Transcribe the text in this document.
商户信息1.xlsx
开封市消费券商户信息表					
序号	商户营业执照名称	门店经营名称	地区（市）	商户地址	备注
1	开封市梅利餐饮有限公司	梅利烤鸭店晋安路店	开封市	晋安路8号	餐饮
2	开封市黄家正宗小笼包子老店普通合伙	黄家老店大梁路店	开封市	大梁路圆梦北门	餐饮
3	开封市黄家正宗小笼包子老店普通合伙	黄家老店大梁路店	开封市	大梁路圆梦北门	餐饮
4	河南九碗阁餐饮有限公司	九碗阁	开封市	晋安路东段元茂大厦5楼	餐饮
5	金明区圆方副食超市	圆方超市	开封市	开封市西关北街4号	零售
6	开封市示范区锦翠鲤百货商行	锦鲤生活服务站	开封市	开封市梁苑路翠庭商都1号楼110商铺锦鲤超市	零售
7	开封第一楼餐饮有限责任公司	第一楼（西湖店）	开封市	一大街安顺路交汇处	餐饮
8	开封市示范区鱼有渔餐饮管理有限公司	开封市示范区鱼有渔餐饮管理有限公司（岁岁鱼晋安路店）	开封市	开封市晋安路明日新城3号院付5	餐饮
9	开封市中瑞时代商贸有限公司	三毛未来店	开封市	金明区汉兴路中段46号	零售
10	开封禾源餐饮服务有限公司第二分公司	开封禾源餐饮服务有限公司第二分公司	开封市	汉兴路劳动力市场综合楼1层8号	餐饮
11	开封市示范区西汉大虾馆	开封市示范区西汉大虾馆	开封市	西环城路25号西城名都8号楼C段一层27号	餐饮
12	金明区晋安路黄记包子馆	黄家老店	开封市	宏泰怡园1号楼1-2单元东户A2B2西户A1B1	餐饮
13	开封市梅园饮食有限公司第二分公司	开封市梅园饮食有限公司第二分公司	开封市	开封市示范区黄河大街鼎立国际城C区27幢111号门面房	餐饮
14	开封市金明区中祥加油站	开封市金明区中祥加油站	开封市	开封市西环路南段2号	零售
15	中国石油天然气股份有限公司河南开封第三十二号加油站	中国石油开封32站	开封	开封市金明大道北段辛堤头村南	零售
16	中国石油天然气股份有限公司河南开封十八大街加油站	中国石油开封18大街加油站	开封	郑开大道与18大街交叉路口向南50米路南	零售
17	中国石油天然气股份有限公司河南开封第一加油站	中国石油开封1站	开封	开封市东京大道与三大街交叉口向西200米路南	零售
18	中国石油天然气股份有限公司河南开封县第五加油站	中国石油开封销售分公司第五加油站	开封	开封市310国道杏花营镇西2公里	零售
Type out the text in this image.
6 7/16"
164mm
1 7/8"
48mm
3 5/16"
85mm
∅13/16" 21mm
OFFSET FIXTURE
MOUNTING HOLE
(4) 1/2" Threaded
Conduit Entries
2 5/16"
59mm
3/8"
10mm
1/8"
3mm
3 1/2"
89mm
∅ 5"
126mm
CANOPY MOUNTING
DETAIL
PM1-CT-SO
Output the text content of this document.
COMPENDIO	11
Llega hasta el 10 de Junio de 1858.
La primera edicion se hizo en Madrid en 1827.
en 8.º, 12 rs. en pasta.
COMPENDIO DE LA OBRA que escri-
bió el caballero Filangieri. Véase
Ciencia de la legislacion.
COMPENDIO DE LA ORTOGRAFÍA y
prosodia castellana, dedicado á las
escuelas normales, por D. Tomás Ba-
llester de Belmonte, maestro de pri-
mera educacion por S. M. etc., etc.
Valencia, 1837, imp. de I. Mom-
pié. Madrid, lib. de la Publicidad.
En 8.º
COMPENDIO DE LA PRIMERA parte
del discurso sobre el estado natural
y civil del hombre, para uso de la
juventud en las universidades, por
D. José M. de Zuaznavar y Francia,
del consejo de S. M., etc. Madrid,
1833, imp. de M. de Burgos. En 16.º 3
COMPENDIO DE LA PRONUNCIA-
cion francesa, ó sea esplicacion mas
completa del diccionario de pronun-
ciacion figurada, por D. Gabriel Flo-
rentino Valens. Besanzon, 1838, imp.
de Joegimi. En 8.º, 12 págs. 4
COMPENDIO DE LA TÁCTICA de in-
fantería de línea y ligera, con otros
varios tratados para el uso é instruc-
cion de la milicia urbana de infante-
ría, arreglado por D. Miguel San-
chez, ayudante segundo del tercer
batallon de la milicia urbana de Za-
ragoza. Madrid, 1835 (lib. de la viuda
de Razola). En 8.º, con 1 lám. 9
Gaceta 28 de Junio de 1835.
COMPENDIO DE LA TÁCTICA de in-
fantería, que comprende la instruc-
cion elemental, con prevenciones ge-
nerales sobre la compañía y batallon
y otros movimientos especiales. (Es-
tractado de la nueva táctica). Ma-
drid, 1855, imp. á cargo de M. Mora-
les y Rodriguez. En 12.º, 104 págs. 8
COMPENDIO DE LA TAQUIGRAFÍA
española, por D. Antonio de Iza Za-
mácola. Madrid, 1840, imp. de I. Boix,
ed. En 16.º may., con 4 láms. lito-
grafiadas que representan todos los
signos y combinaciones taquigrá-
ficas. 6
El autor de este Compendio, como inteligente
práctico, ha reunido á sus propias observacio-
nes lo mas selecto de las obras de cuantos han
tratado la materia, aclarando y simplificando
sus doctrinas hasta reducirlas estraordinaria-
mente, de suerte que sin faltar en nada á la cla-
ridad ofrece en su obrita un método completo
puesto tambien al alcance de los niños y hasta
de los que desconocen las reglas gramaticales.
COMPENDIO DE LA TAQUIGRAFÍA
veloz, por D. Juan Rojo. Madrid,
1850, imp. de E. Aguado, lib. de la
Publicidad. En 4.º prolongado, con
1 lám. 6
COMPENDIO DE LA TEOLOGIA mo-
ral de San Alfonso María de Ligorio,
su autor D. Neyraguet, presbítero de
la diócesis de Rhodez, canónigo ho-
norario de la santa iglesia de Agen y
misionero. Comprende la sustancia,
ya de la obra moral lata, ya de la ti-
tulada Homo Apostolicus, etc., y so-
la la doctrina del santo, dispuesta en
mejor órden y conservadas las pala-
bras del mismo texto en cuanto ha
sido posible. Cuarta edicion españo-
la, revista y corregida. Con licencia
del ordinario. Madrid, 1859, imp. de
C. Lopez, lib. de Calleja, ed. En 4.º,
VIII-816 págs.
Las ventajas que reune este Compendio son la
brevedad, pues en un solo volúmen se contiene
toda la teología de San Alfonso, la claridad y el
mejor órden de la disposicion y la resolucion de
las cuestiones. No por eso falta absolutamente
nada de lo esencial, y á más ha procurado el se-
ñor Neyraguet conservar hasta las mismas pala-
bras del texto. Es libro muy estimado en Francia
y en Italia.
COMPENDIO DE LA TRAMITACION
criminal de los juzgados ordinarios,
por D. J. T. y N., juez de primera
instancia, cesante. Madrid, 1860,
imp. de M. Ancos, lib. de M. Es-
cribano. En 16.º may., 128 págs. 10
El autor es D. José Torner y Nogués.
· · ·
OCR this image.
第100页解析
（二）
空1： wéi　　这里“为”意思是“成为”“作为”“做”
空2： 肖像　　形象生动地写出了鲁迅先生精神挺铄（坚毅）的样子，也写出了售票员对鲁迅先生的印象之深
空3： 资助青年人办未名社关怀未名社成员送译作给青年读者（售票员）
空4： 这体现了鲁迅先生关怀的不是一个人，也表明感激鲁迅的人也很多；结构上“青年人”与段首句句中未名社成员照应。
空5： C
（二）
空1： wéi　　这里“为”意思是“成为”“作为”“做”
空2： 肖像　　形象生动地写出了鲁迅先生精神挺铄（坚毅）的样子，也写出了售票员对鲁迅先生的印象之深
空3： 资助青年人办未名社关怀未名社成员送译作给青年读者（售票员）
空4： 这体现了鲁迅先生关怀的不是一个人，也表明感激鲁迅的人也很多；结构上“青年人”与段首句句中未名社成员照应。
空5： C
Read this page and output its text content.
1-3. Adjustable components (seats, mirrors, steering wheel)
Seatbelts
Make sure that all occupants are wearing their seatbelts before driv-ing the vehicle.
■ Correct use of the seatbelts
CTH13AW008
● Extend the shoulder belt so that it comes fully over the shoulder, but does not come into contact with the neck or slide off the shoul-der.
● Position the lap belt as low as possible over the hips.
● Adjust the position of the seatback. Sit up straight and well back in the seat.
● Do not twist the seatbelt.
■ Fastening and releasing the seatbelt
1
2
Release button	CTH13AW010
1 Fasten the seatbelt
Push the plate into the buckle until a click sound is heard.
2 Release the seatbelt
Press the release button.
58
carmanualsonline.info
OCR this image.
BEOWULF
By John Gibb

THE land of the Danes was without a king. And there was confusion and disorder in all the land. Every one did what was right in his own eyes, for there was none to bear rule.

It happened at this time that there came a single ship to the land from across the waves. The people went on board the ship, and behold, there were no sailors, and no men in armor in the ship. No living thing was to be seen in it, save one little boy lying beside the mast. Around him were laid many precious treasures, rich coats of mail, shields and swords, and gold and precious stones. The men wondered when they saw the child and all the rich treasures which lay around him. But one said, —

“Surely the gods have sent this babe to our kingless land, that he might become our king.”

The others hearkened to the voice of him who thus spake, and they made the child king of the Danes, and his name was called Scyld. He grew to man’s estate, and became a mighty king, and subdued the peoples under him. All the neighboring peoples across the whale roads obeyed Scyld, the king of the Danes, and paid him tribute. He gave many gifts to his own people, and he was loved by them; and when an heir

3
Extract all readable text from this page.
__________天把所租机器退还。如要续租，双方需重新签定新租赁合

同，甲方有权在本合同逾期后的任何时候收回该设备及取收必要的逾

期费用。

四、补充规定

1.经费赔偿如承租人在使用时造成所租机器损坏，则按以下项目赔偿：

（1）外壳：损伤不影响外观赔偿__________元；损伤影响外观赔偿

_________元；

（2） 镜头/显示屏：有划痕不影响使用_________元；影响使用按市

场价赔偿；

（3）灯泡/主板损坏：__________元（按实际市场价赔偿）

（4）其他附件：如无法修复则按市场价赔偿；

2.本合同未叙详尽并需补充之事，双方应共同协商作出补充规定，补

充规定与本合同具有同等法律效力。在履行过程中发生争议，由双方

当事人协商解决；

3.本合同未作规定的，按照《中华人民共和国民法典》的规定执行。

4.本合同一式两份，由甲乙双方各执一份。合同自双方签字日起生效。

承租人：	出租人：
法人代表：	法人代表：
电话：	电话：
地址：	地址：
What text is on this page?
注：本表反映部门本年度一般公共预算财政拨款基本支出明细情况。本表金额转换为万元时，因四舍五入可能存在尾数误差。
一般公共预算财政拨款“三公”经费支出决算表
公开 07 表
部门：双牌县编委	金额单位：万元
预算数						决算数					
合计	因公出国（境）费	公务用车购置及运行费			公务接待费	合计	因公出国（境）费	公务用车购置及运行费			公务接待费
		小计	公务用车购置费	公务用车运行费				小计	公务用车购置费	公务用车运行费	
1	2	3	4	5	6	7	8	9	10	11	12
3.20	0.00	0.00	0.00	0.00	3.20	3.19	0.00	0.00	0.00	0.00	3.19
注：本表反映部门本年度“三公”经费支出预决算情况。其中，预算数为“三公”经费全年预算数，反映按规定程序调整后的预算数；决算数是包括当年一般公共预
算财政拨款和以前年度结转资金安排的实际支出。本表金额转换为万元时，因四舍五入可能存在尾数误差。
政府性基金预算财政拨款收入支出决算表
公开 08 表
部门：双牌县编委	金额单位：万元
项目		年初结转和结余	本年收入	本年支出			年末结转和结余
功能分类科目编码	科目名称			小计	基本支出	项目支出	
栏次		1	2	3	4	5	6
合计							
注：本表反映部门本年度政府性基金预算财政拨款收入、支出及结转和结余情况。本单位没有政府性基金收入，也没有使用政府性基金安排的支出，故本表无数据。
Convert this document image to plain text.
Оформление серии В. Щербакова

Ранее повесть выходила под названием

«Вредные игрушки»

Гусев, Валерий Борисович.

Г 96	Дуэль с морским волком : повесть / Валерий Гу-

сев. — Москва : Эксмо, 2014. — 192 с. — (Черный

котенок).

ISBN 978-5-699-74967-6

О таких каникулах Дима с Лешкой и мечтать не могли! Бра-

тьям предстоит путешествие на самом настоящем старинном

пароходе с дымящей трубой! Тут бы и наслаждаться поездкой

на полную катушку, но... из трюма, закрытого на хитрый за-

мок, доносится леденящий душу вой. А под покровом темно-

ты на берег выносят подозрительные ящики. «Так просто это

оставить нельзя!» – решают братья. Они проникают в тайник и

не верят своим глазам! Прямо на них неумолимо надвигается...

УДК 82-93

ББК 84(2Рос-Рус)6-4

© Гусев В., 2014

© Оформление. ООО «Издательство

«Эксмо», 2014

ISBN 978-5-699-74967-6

══════════════════════════════

■ OBJECTIVE ■
What are the lines from the one with "Convert this document image to plain text." through the last line of the records above? Quote them exactly and add nothing.

■ FINISHED ANSWER ■
Convert this document image to plain text.
Оформление серии В. Щербакова

Ранее повесть выходила под названием

«Вредные игрушки»

Гусев, Валерий Борисович.

Г 96	Дуэль с морским волком : повесть / Валерий Гу-

сев. — Москва : Эксмо, 2014. — 192 с. — (Черный

котенок).

ISBN 978-5-699-74967-6

О таких каникулах Дима с Лешкой и мечтать не могли! Бра-

тьям предстоит путешествие на самом настоящем старинном

пароходе с дымящей трубой! Тут бы и наслаждаться поездкой

на полную катушку, но... из трюма, закрытого на хитрый за-

мок, доносится леденящий душу вой. А под покровом темно-

ты на берег выносят подозрительные ящики. «Так просто это

оставить нельзя!» – решают братья. Они проникают в тайник и

не верят своим глазам! Прямо на них неумолимо надвигается...

УДК 82-93

ББК 84(2Рос-Рус)6-4

© Гусев В., 2014

© Оформление. ООО «Издательство

«Эксмо», 2014

ISBN 978-5-699-74967-6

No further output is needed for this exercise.